-- Start --

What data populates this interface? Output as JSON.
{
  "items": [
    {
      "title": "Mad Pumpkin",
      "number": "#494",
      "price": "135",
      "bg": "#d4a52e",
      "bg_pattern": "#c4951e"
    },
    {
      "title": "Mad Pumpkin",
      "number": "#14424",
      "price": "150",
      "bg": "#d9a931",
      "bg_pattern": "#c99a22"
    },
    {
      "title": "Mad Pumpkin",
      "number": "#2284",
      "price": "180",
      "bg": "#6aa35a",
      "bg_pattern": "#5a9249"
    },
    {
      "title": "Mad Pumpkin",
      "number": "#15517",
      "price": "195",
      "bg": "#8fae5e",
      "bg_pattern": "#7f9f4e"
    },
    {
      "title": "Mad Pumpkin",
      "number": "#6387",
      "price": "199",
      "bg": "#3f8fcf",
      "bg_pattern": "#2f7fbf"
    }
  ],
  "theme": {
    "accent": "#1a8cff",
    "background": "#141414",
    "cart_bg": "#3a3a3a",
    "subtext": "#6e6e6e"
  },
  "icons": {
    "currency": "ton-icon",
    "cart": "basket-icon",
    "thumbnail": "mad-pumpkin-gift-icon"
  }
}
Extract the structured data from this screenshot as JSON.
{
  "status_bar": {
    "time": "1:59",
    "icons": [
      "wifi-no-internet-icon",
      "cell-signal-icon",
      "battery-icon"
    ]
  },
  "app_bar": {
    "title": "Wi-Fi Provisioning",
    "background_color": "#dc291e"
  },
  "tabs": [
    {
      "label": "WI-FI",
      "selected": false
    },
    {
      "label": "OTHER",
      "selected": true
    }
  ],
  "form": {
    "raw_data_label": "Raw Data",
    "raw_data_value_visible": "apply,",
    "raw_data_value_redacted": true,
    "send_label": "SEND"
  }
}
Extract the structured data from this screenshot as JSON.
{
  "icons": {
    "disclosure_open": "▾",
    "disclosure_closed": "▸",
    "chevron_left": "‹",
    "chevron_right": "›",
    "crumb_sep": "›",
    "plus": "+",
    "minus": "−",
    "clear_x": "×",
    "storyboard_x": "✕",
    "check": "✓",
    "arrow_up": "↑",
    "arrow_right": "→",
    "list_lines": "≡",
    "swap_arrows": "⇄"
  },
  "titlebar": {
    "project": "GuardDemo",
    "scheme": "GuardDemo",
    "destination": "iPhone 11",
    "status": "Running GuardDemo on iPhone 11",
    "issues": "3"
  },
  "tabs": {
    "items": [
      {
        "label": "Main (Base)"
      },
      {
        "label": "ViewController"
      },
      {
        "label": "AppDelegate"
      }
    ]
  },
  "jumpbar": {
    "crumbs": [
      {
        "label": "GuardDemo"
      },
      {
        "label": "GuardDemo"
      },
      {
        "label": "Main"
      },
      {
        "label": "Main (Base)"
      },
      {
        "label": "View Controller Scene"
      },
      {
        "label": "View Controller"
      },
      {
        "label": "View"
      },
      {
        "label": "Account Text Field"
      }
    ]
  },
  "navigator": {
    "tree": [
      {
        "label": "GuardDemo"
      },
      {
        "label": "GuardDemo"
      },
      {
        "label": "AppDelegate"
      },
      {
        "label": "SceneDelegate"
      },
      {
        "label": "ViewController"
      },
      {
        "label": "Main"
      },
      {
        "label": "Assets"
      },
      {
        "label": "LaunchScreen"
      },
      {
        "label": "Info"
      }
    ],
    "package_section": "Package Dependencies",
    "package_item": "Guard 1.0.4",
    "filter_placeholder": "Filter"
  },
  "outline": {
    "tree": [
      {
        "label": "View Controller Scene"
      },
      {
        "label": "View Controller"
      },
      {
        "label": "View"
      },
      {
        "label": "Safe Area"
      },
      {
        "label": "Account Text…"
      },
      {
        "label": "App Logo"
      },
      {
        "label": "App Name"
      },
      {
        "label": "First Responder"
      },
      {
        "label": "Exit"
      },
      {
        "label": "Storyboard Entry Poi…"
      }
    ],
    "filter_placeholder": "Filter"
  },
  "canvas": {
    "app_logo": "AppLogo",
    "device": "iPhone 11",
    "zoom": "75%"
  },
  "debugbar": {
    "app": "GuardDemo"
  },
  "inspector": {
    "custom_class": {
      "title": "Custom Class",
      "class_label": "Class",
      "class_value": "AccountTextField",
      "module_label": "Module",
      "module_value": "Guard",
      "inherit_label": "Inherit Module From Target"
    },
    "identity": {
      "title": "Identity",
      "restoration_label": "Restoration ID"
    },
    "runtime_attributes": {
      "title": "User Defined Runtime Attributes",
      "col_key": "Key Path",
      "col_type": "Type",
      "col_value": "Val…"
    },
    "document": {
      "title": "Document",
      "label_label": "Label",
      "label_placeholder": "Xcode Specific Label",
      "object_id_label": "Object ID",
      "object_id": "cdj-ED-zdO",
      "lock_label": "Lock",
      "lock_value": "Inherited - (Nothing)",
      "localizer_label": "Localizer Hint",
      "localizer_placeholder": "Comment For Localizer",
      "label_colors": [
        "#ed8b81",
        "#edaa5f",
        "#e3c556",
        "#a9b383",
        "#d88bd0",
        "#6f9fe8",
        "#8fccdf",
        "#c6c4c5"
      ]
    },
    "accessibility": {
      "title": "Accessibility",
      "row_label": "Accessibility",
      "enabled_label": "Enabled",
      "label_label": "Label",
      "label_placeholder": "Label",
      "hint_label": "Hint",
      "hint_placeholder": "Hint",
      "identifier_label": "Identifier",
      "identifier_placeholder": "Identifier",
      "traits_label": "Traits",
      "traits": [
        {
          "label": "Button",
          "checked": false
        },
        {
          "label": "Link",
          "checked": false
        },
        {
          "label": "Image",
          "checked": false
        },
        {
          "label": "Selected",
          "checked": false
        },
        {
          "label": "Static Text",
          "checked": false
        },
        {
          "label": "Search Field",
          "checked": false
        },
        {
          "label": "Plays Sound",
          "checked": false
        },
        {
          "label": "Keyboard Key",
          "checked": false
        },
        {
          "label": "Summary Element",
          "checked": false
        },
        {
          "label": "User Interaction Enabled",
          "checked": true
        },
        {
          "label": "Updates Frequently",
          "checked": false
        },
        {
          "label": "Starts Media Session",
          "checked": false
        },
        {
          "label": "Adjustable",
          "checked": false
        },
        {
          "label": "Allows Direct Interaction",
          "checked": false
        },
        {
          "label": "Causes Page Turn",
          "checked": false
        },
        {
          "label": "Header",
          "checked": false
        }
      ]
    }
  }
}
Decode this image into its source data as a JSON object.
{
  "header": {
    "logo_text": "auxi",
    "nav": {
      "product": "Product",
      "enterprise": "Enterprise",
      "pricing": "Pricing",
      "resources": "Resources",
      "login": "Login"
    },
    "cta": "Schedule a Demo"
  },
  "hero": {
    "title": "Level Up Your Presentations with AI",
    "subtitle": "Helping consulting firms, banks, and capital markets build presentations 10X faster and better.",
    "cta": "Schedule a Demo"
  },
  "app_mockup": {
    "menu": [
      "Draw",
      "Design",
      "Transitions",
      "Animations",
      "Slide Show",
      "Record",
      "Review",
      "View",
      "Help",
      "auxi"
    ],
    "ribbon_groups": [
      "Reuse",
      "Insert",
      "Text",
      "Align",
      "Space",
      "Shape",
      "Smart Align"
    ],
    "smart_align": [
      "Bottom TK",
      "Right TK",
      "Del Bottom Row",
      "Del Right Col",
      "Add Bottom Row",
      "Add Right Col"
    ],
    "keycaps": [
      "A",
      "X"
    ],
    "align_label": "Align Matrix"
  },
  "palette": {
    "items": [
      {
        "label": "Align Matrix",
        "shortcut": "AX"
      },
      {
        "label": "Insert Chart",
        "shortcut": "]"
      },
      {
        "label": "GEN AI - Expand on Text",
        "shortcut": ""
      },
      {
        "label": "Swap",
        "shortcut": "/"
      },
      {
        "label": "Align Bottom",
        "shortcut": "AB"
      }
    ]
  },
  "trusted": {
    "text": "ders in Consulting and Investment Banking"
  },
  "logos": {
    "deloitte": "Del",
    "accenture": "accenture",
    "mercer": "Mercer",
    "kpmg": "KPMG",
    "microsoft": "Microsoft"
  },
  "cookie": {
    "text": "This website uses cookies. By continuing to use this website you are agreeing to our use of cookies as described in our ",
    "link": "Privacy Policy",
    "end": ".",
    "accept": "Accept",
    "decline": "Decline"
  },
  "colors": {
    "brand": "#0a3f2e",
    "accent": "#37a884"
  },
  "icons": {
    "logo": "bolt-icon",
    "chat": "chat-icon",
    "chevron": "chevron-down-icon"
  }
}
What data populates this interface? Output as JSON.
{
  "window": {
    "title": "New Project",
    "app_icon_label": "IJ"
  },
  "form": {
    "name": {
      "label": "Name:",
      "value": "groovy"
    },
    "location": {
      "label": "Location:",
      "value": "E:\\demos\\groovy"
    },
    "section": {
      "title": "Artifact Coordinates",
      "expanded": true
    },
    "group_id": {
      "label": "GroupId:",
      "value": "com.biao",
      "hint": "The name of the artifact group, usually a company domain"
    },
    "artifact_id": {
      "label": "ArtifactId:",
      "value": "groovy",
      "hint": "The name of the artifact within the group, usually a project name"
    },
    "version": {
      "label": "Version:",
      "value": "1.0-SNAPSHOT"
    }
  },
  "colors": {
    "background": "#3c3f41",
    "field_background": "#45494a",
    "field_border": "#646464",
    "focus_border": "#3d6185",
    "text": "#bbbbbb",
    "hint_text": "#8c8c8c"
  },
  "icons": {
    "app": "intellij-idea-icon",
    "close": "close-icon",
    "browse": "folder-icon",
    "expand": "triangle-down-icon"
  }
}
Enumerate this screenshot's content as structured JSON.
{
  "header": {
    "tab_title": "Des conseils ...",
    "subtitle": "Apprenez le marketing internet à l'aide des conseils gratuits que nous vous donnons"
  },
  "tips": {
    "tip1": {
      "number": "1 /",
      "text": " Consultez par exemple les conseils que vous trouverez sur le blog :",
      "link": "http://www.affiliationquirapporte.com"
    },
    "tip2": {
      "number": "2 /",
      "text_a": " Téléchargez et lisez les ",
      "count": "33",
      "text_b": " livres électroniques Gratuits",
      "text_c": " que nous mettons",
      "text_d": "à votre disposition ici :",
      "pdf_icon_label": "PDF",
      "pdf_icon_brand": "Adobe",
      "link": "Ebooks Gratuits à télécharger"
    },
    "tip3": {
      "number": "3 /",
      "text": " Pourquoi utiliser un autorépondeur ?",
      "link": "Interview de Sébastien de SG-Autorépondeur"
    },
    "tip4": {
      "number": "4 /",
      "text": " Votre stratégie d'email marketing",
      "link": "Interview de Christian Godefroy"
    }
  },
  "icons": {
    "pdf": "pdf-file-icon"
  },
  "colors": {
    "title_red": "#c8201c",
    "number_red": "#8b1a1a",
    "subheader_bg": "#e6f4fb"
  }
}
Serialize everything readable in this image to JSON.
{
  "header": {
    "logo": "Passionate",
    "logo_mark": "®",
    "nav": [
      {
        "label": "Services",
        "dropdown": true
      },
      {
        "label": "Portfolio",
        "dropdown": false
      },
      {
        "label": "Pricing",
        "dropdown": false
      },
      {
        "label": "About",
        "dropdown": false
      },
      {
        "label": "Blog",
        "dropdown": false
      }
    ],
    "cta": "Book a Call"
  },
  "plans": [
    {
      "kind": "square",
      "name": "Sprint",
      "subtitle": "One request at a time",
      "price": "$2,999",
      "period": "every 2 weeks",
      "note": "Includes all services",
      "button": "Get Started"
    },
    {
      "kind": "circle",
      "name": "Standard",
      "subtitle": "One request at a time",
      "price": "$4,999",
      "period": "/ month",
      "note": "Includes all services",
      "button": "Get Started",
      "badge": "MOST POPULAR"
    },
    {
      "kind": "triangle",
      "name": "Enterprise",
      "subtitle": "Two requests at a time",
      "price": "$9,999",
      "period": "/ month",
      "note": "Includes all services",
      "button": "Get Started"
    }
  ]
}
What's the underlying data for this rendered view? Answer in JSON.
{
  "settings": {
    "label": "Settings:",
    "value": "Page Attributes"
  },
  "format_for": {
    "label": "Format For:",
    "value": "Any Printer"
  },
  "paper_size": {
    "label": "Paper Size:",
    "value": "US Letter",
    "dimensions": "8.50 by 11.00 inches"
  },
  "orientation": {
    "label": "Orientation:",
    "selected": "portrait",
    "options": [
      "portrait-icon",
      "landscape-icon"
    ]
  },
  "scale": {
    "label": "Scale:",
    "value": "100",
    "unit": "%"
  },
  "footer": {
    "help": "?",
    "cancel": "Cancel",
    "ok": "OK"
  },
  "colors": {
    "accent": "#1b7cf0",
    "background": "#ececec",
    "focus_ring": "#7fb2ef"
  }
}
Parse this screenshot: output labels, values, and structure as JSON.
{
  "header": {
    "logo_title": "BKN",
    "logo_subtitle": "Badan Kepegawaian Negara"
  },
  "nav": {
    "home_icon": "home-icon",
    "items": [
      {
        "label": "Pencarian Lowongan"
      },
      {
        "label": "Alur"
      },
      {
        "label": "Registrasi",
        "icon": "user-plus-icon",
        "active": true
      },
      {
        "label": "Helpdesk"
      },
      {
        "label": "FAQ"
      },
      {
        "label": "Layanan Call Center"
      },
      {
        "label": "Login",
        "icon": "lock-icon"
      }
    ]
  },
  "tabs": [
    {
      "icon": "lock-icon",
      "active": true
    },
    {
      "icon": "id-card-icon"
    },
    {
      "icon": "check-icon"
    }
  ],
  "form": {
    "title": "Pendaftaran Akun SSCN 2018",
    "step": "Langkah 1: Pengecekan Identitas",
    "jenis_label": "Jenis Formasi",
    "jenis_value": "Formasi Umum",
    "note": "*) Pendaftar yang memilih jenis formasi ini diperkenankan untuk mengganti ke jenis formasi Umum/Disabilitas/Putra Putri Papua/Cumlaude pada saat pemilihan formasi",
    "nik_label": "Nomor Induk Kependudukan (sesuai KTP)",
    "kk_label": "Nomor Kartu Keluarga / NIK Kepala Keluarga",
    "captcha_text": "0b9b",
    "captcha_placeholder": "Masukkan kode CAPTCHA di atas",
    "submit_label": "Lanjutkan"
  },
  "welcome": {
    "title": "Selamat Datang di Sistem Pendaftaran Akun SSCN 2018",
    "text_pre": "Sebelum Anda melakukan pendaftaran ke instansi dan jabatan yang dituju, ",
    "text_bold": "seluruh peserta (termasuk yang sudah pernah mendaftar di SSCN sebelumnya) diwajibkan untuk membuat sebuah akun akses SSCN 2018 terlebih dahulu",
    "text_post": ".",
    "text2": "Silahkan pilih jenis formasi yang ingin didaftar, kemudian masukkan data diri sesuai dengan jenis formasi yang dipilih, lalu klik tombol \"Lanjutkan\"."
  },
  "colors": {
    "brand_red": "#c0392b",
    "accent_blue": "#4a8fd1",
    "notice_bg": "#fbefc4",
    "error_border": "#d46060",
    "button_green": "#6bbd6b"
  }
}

-- End --

**What is asked:**
Search the records above for "JSON". Copy each line where it is found.

**Full output:**
What data populates this interface? Output as JSON.
Extract the structured data from this screenshot as JSON.
Extract the structured data from this screenshot as JSON.
Decode this image into its source data as a JSON object.
What data populates this interface? Output as JSON.
Enumerate this screenshot's content as structured JSON.
Serialize everything readable in this image to JSON.
What's the underlying data for this rendered view? Answer in JSON.
Parse this screenshot: output labels, values, and structure as JSON.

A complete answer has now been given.